The problem: Copy each line of the material below that includes the string "subtitle".

* start *

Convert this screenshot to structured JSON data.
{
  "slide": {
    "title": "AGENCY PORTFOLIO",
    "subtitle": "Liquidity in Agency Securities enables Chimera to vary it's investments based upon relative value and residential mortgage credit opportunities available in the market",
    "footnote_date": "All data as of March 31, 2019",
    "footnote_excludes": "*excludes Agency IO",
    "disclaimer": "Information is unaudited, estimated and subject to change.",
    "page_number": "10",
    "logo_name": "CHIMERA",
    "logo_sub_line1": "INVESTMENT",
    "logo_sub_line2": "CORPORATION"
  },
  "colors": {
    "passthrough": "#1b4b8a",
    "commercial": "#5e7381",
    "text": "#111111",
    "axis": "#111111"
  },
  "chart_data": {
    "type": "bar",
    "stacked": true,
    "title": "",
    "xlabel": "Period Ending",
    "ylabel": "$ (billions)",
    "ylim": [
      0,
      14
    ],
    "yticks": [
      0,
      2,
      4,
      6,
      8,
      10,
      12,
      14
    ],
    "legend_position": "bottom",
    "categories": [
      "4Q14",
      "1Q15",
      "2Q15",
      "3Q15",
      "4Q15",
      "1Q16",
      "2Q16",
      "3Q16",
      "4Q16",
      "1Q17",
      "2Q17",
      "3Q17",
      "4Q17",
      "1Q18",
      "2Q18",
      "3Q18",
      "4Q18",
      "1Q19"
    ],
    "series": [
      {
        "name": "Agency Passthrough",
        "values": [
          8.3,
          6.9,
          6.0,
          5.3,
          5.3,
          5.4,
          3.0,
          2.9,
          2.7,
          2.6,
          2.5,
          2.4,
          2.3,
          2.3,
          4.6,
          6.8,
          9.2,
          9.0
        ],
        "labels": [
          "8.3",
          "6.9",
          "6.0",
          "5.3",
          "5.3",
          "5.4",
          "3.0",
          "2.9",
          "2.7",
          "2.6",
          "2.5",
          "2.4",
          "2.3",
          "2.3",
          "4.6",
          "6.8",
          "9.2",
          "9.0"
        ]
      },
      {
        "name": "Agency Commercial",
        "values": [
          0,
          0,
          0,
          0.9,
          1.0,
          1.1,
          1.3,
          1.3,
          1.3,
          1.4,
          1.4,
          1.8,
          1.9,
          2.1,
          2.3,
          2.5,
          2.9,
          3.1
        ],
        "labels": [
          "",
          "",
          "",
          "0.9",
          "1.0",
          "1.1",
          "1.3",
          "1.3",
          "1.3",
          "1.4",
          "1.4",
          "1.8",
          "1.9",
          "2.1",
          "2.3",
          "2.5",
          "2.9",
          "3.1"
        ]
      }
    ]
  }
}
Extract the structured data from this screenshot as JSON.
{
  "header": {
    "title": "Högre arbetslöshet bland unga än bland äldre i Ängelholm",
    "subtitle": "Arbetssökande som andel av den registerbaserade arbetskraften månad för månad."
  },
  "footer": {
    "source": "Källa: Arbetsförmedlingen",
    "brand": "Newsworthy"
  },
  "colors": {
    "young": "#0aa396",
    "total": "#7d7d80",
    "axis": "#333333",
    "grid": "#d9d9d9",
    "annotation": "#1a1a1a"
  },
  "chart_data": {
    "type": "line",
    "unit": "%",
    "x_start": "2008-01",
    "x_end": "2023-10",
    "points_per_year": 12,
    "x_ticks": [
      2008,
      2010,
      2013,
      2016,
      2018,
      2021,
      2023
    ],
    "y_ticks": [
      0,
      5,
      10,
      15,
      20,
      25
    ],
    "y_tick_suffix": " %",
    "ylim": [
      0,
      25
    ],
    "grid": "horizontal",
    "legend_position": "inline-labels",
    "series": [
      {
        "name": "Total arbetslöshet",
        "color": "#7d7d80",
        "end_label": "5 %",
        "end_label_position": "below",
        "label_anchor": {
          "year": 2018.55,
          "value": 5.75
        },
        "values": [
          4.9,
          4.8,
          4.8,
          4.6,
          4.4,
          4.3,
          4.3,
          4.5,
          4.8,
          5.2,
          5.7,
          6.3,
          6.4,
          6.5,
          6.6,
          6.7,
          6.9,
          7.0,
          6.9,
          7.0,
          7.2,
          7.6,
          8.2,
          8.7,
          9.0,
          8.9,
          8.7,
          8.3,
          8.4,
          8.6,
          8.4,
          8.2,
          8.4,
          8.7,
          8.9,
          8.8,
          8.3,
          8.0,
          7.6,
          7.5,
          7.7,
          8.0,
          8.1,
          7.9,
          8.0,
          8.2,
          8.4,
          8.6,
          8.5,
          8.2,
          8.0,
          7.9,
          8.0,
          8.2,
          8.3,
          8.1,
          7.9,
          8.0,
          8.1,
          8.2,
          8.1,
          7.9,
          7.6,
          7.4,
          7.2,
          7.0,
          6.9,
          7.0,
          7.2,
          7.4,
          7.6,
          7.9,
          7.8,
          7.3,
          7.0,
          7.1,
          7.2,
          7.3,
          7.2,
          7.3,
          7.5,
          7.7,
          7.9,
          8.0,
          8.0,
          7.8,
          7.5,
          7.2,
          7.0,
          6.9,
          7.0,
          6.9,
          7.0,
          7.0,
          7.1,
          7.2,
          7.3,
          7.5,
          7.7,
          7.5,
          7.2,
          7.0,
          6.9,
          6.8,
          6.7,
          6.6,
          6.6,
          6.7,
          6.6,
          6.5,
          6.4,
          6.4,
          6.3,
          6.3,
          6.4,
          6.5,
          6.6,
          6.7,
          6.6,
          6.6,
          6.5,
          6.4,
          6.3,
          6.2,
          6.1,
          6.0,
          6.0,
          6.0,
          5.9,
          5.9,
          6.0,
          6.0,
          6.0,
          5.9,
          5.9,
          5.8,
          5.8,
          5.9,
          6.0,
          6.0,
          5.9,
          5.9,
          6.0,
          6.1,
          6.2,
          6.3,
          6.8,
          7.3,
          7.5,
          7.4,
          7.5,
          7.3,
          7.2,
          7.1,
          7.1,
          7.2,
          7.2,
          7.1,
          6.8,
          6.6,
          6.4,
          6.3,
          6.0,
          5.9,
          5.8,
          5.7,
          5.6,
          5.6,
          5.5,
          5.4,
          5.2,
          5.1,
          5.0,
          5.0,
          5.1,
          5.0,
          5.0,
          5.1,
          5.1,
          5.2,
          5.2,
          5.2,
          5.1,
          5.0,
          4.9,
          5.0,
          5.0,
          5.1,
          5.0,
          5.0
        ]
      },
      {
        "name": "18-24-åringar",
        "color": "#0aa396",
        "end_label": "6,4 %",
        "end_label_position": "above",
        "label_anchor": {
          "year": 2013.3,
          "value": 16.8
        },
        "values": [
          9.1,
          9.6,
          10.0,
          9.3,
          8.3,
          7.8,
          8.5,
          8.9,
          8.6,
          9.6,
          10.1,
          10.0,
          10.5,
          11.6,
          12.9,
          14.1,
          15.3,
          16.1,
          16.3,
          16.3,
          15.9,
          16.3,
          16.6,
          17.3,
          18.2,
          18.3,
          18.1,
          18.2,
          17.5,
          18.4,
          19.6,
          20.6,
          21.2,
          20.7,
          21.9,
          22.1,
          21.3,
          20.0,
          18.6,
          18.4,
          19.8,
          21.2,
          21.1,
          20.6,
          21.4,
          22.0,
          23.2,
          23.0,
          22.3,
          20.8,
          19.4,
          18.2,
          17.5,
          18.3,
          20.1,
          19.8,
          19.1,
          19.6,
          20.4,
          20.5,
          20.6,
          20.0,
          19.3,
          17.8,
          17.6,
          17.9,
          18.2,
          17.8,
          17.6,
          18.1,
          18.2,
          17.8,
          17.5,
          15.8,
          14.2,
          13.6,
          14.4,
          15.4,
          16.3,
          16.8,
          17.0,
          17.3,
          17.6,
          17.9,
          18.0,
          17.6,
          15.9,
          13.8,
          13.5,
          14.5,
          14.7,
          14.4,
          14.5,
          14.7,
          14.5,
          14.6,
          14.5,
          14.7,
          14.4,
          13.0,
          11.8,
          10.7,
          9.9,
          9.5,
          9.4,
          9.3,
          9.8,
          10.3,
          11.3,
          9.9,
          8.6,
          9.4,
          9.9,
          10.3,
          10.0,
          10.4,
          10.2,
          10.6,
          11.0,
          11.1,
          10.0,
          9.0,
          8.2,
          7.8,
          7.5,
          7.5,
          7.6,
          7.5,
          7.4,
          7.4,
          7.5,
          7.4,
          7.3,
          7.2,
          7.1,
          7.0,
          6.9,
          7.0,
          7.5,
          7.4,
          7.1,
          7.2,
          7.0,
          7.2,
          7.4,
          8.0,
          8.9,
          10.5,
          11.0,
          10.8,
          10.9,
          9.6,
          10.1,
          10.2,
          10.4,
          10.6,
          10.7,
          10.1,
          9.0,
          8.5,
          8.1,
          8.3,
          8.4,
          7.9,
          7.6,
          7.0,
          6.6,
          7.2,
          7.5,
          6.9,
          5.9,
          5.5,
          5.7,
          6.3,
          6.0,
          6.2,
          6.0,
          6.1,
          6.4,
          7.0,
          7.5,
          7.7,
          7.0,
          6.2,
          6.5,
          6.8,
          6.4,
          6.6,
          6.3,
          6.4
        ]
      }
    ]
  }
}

* end *

Full solution:
    "subtitle": "Liquidity in Agency Securities enables Chimera to vary it's investments based upon relative value and residential mortgage credit opportunities available in the market",
    "subtitle": "Arbetssökande som andel av den registerbaserade arbetskraften månad för månad."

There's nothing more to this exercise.